Data listing:
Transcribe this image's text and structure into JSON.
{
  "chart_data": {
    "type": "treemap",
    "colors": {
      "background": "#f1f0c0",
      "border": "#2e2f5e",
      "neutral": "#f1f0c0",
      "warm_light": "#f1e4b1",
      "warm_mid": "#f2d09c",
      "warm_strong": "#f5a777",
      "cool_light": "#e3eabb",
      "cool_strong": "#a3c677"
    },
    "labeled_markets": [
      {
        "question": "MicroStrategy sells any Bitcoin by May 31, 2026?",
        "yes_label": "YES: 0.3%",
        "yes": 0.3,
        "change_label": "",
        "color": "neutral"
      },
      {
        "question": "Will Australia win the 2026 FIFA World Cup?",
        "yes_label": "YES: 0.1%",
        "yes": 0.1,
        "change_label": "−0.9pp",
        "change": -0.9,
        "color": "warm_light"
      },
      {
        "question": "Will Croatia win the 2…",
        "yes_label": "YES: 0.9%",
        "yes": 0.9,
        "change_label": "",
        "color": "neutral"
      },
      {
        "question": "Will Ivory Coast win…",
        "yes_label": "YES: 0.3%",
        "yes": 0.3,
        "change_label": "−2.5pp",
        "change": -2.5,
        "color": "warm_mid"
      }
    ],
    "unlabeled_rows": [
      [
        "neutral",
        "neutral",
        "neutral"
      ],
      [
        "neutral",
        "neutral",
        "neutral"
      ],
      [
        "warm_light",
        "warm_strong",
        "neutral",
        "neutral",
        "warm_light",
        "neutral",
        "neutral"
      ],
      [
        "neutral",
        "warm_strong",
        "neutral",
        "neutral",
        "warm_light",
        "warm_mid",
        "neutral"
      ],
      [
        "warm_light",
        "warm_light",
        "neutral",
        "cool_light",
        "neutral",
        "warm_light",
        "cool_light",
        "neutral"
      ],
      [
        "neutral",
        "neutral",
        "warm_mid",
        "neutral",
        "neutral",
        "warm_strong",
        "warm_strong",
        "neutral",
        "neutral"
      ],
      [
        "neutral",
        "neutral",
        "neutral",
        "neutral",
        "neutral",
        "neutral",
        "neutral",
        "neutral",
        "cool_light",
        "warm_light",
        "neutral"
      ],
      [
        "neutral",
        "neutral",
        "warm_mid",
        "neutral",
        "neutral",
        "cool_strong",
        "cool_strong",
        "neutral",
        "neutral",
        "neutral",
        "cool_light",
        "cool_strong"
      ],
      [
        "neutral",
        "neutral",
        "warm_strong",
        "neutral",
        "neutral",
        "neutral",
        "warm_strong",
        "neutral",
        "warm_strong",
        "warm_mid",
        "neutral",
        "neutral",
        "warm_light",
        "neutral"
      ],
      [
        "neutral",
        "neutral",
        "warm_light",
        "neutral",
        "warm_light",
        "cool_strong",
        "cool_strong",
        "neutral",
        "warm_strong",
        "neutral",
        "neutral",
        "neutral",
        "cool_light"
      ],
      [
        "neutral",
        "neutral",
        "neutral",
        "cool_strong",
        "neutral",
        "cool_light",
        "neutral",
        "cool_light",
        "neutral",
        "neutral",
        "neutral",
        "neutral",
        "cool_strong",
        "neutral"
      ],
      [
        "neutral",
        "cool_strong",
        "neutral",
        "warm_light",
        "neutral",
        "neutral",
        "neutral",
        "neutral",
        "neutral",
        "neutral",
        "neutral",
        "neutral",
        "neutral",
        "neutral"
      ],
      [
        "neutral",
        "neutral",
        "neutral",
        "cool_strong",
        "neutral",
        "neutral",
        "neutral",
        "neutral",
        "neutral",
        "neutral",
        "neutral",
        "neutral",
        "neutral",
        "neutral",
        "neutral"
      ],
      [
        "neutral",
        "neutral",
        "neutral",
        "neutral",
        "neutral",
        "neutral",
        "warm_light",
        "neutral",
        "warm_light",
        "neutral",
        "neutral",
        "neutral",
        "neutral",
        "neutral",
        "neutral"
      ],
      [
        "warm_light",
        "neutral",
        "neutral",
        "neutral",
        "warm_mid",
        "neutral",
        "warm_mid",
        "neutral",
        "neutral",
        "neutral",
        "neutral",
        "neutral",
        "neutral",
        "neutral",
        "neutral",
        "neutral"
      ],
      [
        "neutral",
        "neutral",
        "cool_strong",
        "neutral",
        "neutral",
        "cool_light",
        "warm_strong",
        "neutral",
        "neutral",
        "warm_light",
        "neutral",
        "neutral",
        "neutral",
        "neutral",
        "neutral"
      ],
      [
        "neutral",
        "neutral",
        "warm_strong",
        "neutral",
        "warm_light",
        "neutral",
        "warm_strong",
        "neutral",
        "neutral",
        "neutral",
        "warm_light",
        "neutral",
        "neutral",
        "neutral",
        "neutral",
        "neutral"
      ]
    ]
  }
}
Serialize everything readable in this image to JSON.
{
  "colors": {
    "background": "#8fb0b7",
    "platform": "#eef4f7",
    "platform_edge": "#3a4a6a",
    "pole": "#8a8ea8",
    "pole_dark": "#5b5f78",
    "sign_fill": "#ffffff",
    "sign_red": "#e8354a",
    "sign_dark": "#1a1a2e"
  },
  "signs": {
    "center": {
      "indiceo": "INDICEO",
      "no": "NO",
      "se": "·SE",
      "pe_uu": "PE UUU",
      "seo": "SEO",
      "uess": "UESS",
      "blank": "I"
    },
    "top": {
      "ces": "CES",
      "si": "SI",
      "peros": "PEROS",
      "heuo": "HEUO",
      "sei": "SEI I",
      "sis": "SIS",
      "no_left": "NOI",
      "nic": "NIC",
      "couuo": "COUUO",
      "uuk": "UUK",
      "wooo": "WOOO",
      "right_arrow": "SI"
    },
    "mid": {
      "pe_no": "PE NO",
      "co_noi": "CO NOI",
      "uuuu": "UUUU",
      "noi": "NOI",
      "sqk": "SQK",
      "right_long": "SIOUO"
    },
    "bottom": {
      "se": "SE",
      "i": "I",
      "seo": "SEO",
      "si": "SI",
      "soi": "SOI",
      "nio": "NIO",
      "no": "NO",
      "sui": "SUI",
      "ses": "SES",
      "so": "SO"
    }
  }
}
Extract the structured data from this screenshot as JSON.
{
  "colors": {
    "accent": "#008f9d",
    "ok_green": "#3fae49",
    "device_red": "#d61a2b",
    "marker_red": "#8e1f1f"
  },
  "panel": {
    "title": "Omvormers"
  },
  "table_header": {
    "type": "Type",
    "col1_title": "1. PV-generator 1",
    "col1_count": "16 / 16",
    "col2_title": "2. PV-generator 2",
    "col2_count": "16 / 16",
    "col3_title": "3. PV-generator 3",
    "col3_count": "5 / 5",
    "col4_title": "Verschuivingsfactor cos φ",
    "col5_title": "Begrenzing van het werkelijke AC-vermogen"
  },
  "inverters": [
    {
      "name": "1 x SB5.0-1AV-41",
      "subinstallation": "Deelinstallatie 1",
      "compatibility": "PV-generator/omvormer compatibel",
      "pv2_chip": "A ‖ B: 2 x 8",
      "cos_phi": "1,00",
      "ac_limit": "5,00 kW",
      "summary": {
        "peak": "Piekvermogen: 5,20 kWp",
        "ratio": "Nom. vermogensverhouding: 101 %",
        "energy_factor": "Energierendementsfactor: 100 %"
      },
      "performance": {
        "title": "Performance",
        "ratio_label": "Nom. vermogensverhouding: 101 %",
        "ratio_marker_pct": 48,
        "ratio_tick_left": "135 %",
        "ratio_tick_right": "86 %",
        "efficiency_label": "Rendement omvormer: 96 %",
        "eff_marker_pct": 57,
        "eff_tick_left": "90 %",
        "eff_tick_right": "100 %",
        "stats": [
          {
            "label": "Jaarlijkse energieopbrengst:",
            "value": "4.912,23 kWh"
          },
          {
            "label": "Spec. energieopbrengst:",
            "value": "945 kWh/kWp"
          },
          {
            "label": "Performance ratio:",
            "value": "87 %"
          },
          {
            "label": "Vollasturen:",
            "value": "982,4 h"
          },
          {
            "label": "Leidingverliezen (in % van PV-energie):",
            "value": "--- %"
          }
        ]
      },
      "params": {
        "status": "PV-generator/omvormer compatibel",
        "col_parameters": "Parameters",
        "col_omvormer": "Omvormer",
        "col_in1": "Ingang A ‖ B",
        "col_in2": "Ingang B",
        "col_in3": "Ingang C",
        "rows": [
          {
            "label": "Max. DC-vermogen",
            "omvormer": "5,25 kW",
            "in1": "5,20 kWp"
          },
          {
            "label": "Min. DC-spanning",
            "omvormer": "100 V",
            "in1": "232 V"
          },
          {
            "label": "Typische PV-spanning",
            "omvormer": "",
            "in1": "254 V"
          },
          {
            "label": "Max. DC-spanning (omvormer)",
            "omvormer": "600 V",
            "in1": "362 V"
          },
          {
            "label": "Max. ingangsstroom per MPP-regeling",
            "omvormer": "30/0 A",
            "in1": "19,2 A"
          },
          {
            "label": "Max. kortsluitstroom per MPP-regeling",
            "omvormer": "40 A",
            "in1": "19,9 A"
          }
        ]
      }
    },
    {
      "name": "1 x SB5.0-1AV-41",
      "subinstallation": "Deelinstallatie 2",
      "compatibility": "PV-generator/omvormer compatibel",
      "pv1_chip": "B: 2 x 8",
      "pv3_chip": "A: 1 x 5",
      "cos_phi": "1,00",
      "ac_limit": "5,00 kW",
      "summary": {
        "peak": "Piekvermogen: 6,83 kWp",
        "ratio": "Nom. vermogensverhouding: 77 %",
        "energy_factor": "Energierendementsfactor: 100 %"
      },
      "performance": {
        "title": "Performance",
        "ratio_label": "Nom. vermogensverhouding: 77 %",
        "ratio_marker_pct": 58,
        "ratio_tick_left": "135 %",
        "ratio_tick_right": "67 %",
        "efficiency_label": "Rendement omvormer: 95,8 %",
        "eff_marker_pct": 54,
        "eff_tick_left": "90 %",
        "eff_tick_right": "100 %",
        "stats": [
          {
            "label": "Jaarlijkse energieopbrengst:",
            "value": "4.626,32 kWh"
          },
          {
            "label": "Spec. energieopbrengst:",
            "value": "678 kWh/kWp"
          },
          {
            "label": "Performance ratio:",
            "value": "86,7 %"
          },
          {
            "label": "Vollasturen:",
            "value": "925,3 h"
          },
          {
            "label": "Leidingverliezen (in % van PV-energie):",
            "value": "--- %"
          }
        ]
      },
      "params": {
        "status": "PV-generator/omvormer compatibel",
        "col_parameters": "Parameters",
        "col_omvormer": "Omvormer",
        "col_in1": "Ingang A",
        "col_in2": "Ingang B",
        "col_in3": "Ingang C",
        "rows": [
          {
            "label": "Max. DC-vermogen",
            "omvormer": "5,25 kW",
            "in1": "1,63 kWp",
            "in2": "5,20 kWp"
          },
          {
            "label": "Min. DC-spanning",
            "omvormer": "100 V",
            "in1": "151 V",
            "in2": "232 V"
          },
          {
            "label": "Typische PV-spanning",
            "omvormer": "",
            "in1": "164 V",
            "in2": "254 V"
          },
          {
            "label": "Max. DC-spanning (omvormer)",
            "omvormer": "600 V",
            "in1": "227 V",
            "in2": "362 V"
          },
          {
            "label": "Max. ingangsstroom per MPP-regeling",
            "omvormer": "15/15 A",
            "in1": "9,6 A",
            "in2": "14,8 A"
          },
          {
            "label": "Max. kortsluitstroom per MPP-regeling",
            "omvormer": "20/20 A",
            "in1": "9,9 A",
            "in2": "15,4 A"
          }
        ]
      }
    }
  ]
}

Given exercise -> Scan the material above. Copy each line where "image" occurs.

Full response ->
Transcribe this image's text and structure into JSON.
Serialize everything readable in this image to JSON.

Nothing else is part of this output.